━━ STORED ROWS

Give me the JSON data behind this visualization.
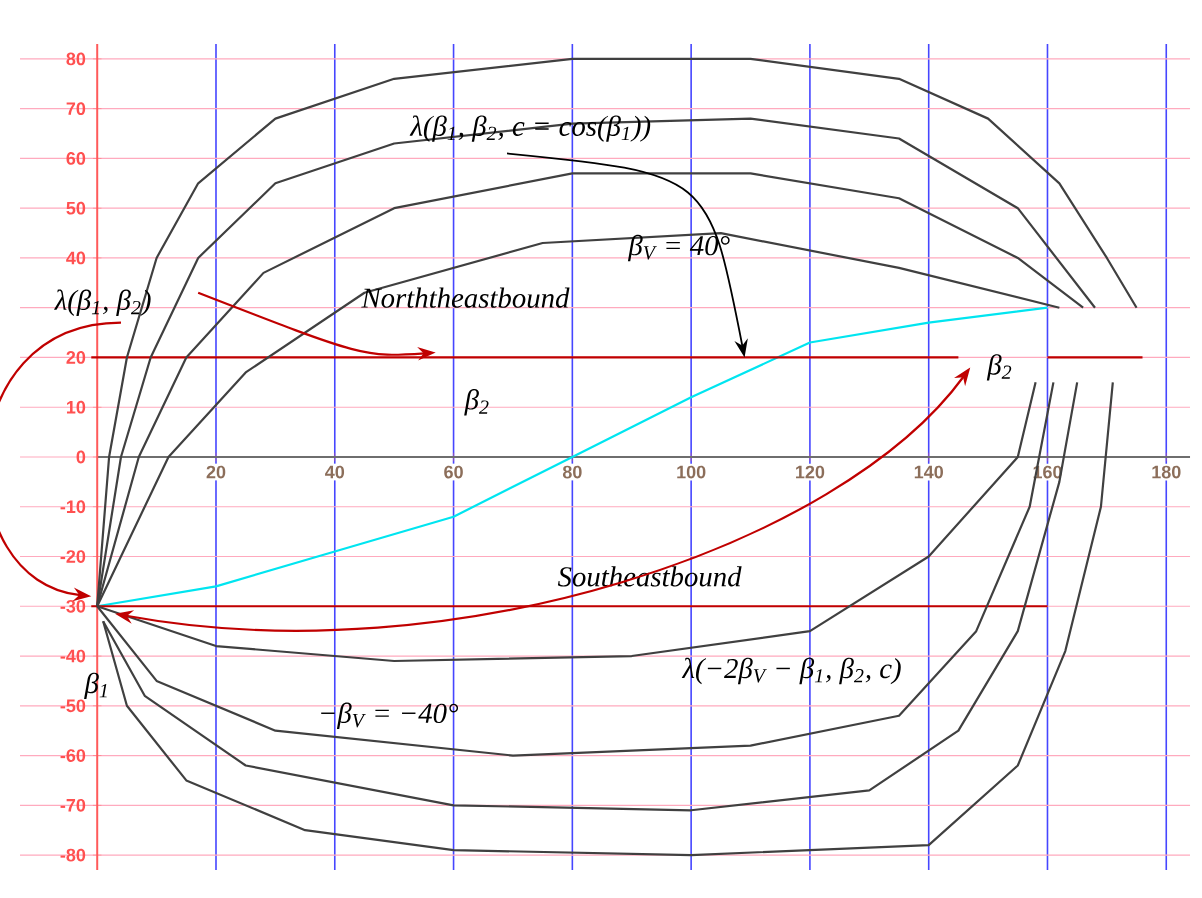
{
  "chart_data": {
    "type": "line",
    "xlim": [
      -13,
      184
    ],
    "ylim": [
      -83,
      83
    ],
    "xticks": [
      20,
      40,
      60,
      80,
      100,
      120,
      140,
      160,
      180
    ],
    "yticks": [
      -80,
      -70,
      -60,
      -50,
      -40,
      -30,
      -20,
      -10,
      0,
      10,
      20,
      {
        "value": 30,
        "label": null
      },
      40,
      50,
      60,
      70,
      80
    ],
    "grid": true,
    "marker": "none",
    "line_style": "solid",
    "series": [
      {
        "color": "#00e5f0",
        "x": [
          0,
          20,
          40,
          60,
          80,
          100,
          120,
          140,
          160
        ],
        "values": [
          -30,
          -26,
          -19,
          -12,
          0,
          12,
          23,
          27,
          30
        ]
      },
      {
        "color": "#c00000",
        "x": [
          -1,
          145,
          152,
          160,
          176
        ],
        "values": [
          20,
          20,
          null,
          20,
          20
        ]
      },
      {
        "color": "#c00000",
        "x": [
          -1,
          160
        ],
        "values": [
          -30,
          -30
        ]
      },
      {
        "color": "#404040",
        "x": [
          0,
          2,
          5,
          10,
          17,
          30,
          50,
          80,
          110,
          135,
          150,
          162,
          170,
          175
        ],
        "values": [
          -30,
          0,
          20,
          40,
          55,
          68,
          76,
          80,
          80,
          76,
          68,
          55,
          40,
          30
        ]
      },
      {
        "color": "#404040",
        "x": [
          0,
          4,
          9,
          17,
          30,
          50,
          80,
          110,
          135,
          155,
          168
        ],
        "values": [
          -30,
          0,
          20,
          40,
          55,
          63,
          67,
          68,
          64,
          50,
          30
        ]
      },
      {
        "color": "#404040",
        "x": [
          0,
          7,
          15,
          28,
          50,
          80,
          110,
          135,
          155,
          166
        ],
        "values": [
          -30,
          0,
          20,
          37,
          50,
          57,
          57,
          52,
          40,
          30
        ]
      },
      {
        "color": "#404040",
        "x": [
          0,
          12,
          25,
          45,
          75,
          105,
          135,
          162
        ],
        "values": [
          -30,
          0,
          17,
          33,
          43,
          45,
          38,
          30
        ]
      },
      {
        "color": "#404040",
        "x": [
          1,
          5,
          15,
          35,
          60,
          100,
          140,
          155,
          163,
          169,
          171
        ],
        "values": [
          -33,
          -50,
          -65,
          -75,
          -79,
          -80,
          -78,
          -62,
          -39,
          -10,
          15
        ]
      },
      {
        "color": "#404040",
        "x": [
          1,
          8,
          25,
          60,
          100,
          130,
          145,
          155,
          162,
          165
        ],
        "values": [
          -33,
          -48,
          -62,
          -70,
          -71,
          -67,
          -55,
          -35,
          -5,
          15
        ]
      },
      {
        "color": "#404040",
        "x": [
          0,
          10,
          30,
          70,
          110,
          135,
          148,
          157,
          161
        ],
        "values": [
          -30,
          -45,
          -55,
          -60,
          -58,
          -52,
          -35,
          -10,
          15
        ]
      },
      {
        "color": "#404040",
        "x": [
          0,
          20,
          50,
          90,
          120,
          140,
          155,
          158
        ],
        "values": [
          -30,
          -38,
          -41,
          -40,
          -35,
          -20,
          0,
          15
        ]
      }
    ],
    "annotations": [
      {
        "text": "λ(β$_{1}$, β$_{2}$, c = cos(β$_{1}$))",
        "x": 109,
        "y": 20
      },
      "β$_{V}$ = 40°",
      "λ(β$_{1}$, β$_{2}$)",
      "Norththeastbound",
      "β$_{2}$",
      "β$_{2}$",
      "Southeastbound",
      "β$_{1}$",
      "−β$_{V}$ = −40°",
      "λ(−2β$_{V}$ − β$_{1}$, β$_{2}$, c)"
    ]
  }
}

━━━━
━━ STORED ROWS

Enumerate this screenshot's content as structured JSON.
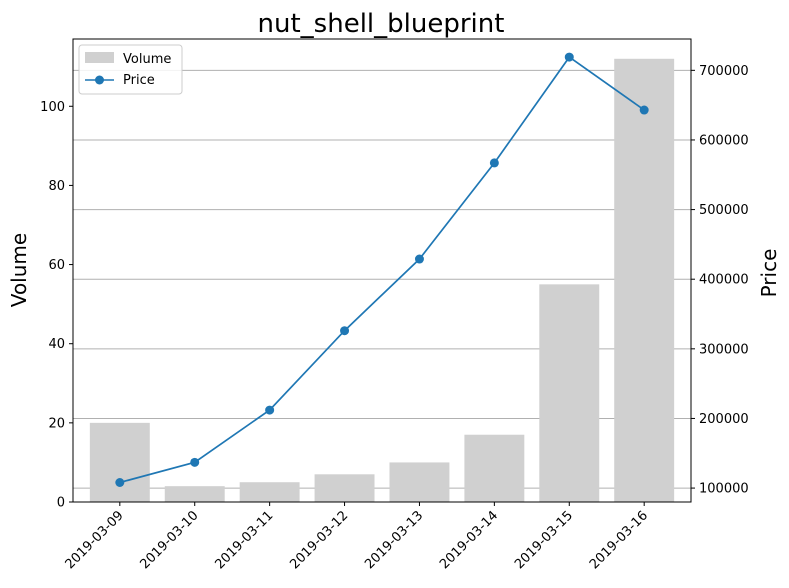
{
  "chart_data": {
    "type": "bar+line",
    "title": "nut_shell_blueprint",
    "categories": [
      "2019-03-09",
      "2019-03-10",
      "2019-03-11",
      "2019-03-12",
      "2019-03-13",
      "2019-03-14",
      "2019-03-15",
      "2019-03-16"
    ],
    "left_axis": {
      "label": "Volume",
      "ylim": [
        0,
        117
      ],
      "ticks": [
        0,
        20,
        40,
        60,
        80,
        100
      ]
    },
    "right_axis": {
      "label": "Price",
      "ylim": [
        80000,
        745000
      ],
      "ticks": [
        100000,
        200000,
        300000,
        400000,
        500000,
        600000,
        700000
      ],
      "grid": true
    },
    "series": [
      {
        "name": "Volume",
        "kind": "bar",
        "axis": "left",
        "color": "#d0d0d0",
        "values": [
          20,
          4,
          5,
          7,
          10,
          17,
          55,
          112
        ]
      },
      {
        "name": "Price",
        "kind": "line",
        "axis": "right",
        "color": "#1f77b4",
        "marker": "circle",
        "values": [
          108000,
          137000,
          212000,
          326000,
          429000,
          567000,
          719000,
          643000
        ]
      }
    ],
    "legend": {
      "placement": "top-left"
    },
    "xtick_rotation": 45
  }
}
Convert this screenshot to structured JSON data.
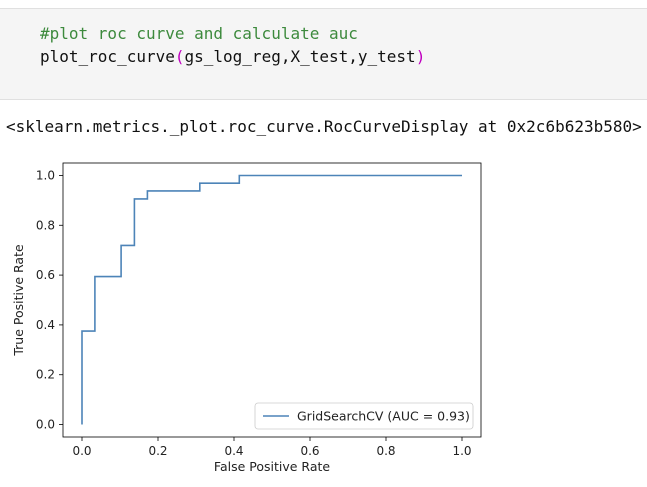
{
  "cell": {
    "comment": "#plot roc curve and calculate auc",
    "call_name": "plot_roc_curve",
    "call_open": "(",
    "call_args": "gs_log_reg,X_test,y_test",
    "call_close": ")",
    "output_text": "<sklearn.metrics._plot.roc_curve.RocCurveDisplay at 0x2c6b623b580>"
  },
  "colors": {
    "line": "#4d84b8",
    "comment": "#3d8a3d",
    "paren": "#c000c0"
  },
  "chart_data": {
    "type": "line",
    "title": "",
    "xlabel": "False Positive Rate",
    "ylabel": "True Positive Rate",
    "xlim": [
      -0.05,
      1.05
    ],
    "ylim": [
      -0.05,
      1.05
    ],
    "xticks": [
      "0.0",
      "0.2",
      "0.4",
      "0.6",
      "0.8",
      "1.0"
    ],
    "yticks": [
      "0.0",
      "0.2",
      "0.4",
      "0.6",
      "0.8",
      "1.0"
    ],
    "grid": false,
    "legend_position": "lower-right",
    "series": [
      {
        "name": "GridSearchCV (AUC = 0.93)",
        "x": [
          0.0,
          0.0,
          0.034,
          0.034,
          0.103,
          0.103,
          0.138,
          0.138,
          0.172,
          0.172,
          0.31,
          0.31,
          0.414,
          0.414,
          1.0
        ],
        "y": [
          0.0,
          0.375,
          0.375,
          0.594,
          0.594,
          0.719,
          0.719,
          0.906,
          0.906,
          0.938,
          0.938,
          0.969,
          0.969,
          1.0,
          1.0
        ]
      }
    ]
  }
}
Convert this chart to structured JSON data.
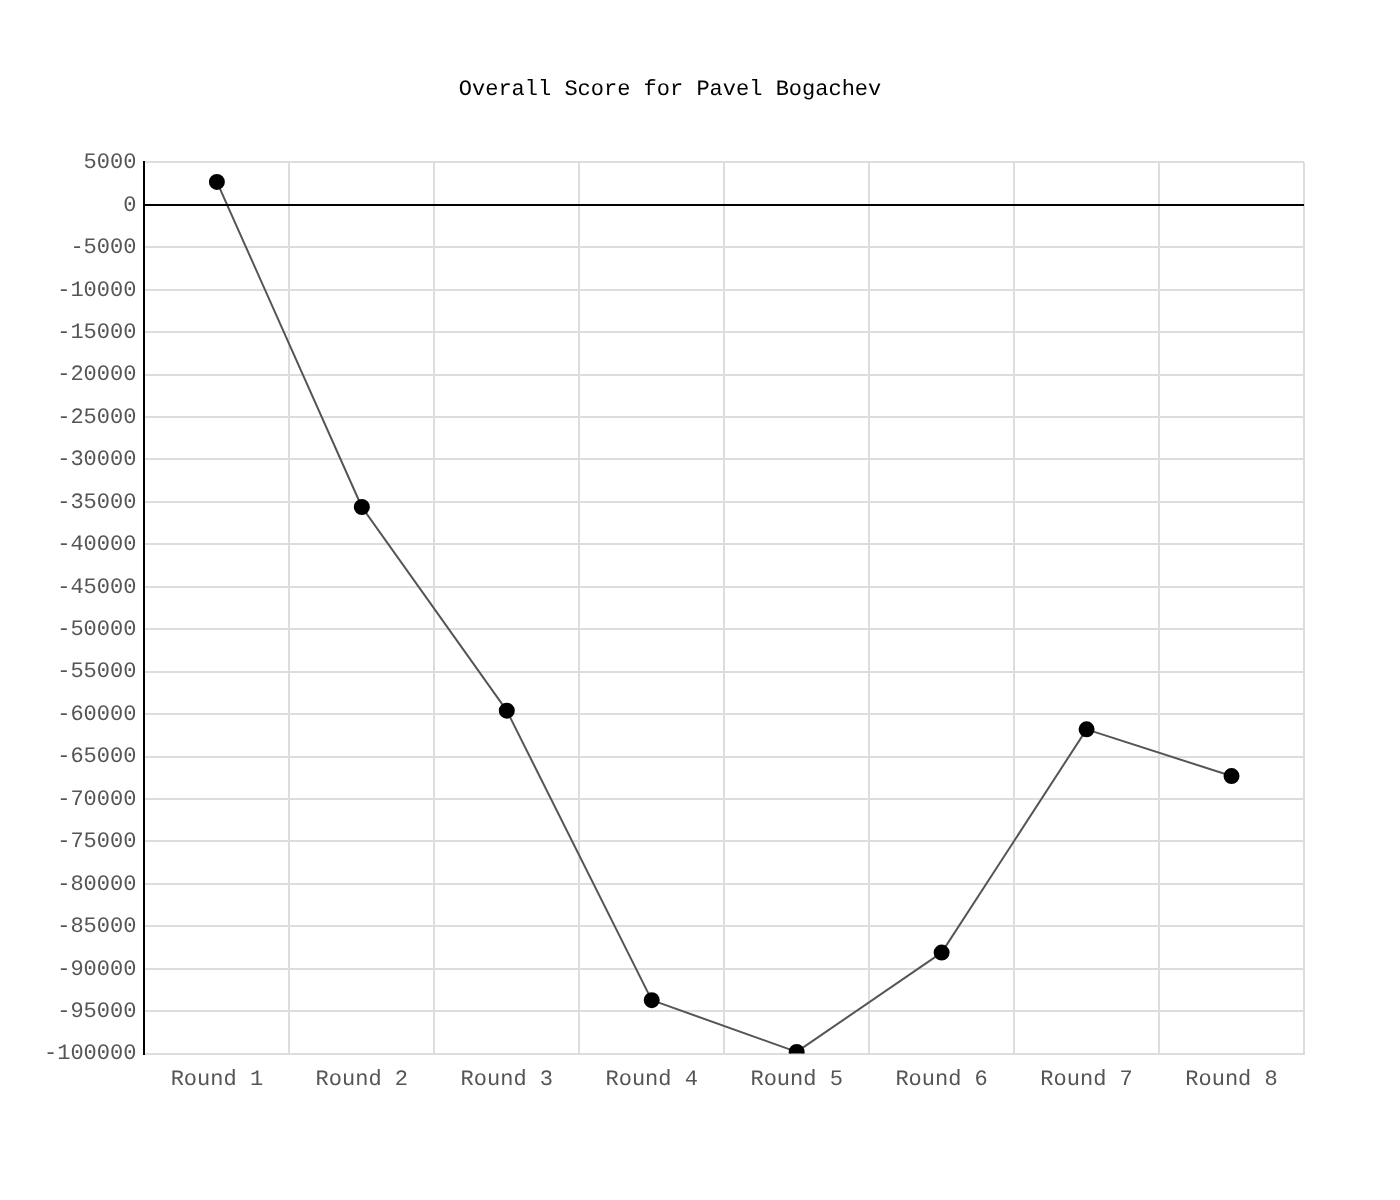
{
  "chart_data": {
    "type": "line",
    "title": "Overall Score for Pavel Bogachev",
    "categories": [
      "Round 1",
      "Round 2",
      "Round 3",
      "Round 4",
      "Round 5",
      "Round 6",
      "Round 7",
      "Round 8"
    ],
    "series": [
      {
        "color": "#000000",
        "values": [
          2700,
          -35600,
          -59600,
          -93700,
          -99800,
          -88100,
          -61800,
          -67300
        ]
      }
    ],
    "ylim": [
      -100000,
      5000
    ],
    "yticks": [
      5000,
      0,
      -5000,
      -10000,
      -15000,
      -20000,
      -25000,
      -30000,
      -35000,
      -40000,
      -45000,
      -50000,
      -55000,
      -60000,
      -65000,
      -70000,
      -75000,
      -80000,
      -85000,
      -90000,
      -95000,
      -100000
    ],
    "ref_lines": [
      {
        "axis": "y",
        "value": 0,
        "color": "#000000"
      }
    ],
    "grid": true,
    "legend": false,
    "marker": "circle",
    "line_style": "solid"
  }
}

━━━━

§ **THE TASK**
Pick out, from the lines above, every one that contains the string "this".

§ **TASK RESULT**
Give me the JSON data behind this visualization.
Enumerate this screenshot's content as structured JSON.
Convert this screenshot to structured JSON data.
Convert this chart to structured JSON data.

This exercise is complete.